Data extracted from a collection:
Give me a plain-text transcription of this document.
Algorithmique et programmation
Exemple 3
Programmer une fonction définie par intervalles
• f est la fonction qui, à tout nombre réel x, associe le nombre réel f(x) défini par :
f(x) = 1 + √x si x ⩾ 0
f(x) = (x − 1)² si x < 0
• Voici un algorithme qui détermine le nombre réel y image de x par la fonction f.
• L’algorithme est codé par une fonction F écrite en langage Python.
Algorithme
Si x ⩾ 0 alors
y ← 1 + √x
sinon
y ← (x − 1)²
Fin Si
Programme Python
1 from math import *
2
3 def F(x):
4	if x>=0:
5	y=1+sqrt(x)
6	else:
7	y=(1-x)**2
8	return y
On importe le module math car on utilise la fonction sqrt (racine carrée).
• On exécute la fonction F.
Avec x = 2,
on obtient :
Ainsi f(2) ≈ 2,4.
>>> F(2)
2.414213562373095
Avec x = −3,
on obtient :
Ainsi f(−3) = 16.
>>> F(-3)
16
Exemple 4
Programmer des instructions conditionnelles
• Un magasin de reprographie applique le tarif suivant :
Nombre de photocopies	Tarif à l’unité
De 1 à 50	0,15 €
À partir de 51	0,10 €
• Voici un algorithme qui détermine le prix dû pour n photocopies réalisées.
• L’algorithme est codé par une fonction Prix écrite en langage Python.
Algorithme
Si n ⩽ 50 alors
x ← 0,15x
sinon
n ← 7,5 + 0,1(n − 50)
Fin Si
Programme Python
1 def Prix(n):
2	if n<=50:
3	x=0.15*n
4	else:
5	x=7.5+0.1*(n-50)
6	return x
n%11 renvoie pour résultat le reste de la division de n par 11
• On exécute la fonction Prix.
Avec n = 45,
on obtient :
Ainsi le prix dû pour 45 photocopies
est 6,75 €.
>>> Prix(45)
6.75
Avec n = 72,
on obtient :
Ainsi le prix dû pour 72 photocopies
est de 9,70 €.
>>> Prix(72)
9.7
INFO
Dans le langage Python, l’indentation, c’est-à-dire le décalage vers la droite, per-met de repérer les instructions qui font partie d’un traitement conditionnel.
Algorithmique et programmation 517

* * *

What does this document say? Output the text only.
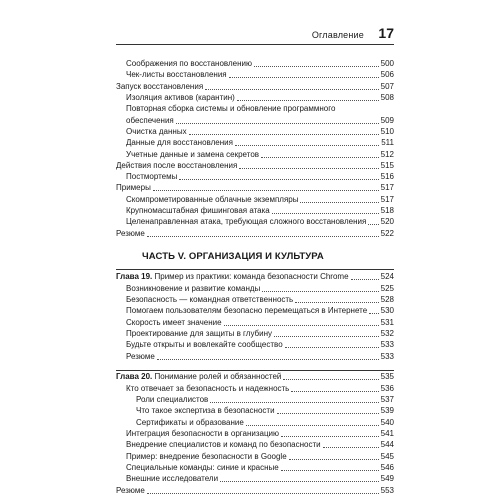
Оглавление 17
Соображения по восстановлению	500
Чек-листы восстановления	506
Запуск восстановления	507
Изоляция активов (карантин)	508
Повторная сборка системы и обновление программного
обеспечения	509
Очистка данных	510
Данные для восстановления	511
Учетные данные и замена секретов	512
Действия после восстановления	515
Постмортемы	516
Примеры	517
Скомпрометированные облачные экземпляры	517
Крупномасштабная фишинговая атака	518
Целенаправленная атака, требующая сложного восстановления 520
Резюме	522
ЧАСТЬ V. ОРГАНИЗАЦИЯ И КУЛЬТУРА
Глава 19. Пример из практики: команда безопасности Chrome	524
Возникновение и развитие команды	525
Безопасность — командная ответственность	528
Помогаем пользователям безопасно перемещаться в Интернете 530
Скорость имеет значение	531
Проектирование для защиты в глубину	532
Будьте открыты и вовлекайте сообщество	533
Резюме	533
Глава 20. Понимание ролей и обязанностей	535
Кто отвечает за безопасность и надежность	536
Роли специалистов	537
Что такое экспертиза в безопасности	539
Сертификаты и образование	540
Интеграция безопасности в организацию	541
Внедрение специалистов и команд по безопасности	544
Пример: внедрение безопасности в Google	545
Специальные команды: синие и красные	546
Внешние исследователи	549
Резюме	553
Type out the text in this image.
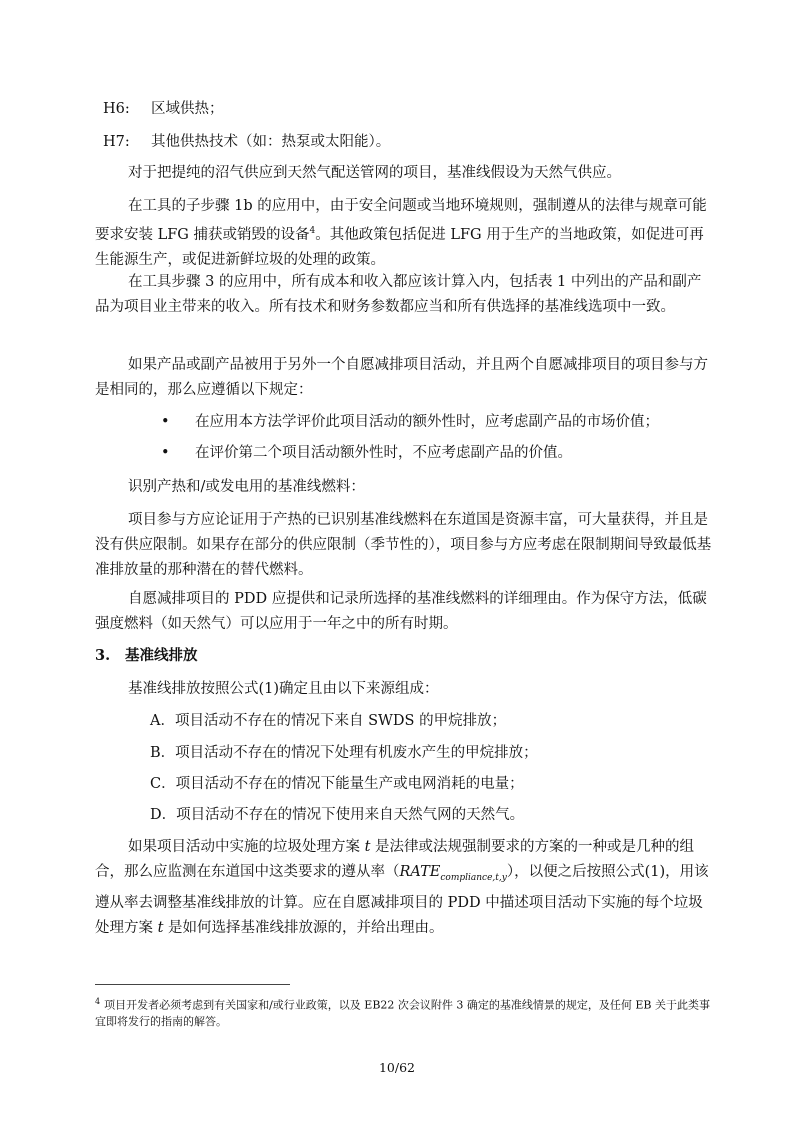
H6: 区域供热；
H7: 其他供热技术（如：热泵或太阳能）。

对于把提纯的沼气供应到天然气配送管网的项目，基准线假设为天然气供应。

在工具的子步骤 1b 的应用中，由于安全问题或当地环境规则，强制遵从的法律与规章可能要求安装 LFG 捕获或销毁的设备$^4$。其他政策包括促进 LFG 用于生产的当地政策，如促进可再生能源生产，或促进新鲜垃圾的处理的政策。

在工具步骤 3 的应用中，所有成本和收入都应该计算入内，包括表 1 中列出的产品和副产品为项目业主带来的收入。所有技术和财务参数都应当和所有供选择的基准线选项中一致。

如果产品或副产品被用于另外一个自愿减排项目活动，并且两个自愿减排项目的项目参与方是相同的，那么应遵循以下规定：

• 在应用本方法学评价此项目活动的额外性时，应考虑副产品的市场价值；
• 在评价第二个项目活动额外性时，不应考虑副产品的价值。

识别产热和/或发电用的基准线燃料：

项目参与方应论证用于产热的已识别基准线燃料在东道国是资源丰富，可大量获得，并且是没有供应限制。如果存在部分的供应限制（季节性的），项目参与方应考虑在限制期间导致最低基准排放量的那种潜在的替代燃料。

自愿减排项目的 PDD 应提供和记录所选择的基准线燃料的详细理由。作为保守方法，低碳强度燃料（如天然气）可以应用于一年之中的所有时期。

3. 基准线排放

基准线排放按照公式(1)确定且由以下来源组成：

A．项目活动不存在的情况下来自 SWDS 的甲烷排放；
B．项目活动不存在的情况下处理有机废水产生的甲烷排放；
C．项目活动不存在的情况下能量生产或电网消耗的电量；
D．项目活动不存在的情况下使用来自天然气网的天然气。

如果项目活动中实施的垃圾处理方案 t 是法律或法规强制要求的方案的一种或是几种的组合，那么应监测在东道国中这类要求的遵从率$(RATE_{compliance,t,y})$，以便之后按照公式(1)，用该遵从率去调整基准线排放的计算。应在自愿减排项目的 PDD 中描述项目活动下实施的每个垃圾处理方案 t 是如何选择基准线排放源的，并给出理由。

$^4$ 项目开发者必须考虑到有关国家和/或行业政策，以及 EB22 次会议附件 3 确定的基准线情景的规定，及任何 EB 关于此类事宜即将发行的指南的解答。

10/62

---

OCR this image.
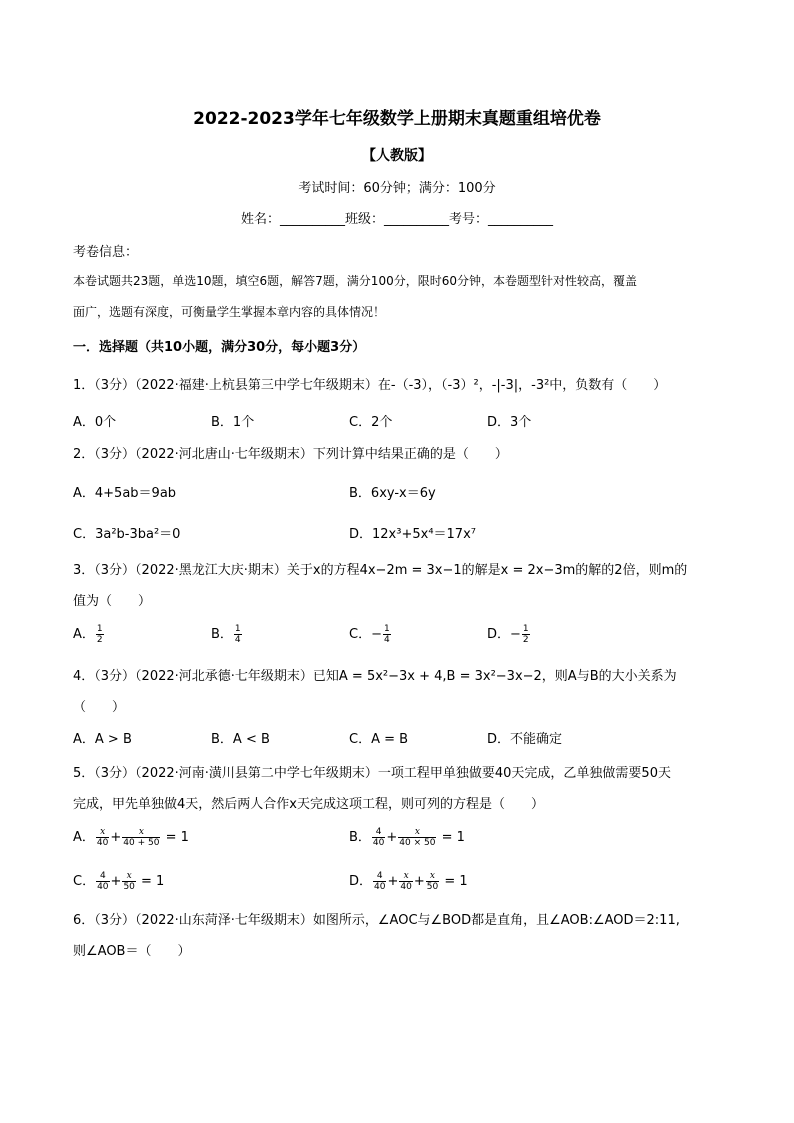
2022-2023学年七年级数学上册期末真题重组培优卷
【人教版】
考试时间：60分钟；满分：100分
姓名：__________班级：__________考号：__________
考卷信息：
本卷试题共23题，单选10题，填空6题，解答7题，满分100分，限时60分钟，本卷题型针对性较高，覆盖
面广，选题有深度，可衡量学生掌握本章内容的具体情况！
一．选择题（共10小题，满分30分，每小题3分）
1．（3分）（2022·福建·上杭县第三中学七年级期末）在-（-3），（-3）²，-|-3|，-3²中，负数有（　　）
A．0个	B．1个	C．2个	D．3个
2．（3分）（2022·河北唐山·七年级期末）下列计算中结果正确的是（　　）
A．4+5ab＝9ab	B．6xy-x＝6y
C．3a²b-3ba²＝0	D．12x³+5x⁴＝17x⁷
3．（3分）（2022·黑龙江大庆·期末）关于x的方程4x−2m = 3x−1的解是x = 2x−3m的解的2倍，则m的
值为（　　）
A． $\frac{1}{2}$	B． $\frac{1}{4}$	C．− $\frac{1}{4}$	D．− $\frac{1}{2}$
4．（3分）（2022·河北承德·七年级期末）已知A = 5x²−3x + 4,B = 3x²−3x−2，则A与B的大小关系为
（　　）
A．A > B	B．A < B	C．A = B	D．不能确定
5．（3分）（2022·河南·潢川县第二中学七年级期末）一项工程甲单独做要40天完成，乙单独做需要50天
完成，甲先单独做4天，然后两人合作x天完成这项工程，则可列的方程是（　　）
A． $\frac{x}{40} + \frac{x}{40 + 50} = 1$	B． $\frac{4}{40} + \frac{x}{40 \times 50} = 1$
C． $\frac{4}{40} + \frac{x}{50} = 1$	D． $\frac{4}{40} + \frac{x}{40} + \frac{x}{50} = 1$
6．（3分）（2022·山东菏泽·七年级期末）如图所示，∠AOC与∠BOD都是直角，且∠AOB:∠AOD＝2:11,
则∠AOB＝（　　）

Task directions >> Some lines of the records may hold the word "math". How many do? Answer with a number and nothing else.

Solution below >> 2